» **Data excerpts**

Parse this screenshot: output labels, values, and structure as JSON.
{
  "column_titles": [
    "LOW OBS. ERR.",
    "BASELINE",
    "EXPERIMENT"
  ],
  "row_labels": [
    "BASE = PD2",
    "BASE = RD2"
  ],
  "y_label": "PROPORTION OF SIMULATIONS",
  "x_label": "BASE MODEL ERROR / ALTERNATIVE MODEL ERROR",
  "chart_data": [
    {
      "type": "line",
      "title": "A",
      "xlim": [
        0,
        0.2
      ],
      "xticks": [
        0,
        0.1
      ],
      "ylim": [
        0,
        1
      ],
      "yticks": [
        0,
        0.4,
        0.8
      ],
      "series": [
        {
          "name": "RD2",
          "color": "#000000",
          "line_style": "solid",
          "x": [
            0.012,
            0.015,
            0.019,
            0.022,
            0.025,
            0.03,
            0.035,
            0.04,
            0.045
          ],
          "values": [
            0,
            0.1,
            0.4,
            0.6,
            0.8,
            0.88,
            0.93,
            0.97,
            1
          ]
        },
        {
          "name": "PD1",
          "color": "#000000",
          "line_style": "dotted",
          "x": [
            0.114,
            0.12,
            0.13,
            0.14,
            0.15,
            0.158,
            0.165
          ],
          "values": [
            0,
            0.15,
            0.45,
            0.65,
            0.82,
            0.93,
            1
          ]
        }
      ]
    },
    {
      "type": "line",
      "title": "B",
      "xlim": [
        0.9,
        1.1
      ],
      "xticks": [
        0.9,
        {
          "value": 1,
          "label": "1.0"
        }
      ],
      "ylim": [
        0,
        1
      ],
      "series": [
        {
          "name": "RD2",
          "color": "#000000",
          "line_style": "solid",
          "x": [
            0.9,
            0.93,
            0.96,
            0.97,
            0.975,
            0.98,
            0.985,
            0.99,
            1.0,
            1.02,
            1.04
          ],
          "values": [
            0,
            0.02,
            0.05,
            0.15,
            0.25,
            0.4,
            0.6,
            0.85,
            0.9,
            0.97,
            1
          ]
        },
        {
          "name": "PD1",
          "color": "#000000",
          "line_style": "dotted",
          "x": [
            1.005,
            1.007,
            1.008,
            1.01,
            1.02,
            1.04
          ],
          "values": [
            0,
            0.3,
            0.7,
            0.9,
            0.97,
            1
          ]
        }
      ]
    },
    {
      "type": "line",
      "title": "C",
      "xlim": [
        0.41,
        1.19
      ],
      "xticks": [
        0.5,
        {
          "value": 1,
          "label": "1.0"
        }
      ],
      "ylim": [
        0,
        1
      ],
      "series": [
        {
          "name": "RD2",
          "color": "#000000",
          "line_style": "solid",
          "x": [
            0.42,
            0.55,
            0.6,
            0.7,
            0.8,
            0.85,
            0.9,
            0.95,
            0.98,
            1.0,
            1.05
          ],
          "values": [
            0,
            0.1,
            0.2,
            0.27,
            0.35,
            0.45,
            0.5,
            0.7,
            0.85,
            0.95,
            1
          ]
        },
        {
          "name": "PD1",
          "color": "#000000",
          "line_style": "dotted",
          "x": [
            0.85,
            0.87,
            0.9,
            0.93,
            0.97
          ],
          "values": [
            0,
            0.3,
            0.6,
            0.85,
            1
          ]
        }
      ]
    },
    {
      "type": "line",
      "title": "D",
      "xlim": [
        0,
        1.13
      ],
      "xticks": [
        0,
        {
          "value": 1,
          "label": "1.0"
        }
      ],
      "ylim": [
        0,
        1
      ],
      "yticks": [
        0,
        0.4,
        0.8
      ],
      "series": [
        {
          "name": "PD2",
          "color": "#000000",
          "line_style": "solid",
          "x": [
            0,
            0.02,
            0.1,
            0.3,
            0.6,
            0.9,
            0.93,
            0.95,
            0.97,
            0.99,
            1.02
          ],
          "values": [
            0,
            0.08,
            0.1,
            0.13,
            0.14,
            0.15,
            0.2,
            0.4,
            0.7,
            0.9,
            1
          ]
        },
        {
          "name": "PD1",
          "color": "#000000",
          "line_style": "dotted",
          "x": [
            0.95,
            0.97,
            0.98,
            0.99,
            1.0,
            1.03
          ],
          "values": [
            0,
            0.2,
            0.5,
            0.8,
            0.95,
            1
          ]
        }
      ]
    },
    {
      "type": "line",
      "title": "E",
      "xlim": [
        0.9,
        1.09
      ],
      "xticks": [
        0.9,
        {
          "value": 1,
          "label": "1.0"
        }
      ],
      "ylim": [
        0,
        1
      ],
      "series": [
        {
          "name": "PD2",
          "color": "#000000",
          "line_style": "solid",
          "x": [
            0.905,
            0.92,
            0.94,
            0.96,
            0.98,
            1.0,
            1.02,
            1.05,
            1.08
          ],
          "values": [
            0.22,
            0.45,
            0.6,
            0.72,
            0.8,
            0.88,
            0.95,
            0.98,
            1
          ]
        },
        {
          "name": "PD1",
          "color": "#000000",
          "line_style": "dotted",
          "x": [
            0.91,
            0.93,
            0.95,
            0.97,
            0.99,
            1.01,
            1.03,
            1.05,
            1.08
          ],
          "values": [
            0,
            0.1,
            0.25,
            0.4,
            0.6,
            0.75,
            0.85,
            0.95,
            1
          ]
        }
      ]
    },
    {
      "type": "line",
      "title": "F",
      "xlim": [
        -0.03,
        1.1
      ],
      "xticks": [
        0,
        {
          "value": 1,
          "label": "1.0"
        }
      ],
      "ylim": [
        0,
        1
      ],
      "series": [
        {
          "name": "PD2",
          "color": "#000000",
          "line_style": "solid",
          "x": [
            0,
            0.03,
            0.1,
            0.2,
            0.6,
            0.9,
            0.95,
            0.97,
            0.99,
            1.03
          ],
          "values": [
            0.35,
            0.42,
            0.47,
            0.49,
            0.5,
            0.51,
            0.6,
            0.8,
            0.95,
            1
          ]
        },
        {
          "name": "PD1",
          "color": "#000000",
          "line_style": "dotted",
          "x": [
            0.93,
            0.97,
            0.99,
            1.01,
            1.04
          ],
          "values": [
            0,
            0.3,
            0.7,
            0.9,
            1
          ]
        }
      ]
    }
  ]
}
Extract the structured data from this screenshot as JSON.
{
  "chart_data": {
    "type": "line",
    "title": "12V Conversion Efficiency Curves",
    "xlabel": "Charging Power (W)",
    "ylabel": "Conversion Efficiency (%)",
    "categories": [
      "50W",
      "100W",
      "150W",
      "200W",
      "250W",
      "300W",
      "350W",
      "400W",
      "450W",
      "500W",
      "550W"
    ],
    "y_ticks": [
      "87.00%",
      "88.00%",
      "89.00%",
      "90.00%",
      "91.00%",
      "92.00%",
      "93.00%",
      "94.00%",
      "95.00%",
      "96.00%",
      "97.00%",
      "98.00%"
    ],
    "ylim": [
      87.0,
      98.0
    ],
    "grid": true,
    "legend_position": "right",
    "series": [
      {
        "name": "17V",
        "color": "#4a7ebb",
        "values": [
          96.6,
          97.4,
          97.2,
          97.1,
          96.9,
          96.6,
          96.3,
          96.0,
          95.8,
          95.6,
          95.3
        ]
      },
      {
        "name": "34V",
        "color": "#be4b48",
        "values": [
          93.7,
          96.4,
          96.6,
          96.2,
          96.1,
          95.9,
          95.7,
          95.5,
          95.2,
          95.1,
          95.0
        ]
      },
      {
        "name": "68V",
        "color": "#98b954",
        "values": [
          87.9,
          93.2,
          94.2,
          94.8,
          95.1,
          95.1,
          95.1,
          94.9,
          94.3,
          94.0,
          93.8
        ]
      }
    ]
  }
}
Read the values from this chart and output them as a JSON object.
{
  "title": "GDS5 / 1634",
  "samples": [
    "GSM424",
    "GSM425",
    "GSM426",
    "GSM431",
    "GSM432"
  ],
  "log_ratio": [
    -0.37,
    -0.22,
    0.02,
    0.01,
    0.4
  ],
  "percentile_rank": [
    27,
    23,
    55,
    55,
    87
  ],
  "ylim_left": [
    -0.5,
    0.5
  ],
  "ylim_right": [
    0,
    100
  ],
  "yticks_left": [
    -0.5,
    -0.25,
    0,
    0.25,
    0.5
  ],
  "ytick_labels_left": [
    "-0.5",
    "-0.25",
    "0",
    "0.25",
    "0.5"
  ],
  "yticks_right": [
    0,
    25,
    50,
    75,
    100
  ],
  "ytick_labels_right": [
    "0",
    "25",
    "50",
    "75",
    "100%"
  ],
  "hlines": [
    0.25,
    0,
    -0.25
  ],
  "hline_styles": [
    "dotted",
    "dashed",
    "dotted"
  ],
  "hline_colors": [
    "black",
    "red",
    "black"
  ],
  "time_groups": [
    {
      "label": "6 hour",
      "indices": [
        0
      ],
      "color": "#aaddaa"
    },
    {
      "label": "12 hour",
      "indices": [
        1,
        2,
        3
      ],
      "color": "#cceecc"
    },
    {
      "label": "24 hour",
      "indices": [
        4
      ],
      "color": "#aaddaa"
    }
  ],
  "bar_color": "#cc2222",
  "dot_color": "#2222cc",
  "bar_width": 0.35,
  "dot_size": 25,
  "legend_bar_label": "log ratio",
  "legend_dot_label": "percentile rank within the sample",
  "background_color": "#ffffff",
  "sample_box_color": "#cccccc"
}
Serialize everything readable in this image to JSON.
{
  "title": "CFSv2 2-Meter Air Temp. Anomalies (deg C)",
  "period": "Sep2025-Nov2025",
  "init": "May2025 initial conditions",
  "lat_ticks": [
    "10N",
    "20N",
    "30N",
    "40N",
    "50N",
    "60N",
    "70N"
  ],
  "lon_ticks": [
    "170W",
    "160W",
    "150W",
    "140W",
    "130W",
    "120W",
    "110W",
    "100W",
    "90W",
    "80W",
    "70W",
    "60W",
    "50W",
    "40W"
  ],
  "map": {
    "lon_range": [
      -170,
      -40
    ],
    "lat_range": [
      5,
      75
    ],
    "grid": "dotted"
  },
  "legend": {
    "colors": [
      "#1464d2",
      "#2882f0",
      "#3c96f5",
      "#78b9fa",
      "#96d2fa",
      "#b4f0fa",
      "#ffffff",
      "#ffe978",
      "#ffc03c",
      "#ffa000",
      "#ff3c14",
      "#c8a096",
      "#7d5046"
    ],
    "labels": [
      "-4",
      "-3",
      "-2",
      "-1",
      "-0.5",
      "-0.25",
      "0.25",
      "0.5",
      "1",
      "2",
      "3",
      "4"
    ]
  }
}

» **What you will do**
Where a line of the material above holds the string "hour", copy that line.

» **Answer below**
      "label": "6 hour",
      "label": "12 hour",
      "label": "24 hour",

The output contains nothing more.